Extracted data entries
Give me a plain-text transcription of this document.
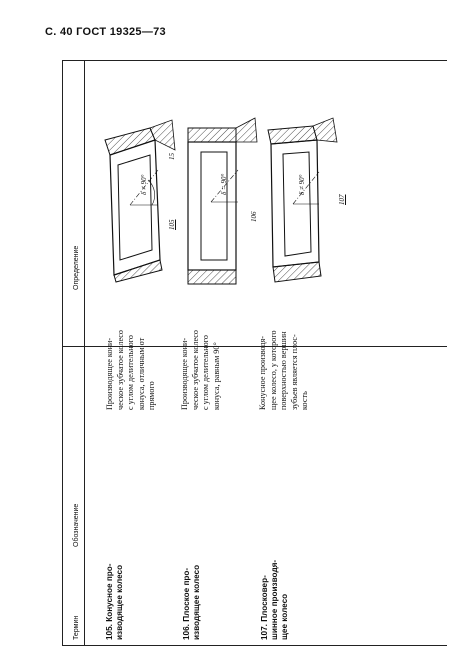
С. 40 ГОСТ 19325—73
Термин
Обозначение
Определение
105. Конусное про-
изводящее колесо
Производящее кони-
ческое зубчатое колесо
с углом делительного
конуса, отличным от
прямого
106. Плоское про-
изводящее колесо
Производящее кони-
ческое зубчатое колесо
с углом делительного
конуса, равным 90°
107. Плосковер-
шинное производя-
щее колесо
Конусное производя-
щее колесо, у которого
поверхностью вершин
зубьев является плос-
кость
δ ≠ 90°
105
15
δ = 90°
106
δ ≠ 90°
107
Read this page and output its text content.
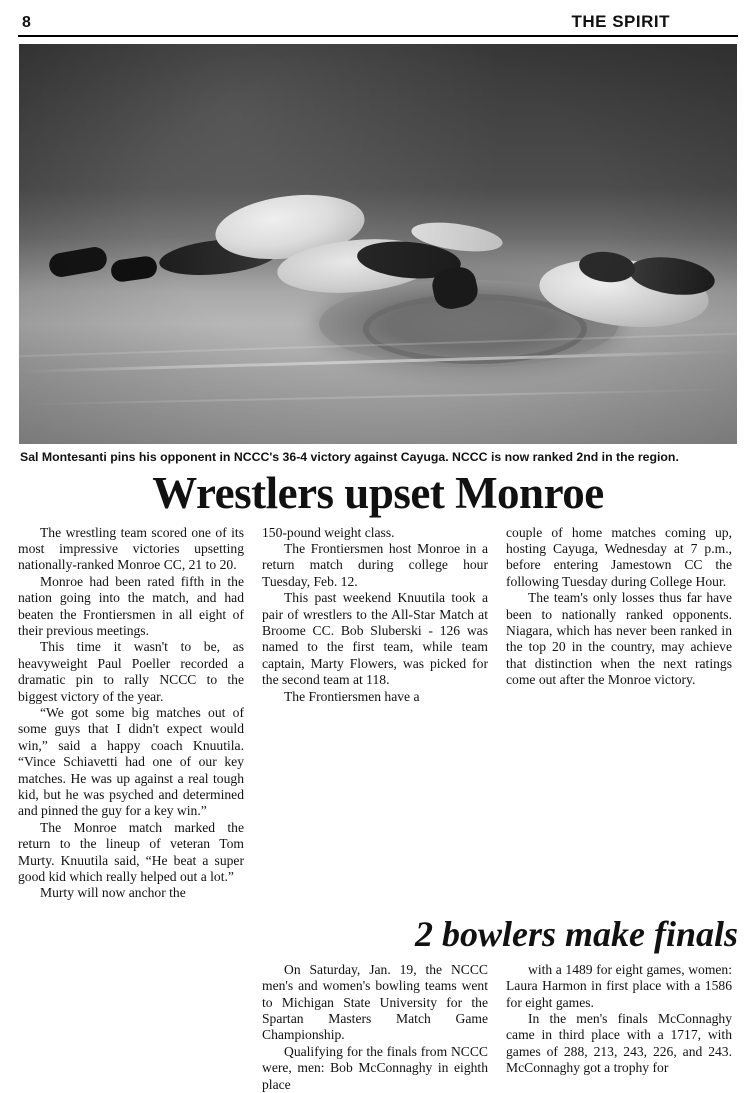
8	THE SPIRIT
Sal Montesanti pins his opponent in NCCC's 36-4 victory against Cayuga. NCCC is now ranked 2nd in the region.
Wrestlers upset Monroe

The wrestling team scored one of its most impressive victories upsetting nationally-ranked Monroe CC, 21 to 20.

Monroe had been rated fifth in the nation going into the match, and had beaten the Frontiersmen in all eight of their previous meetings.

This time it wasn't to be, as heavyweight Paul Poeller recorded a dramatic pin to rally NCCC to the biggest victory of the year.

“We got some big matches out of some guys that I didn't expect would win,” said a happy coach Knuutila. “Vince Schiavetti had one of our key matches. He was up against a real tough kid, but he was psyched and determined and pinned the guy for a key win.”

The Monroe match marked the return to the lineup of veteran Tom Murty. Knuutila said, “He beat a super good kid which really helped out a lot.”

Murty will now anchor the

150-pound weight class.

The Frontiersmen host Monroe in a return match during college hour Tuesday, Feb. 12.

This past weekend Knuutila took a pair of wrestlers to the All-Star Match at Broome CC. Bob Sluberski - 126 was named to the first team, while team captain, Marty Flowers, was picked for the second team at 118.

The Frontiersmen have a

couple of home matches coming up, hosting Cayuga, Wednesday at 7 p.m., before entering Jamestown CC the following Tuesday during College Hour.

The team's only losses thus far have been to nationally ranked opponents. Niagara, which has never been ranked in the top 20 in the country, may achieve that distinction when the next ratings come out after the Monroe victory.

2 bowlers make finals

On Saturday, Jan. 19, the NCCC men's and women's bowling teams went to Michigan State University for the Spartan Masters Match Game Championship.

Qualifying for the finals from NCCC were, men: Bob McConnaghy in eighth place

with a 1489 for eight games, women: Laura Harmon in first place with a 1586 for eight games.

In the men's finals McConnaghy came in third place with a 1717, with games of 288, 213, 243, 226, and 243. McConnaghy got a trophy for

WHAT TO PRODUCE
Filter the entries and copy out every line with the word "Frontiersmen".

TASK SOLUTION
Monroe had been rated fifth in the nation going into the match, and had beaten the Frontiersmen in all eight of their previous meetings.
The Frontiersmen host Monroe in a return match during college hour Tuesday, Feb. 12.
The Frontiersmen have a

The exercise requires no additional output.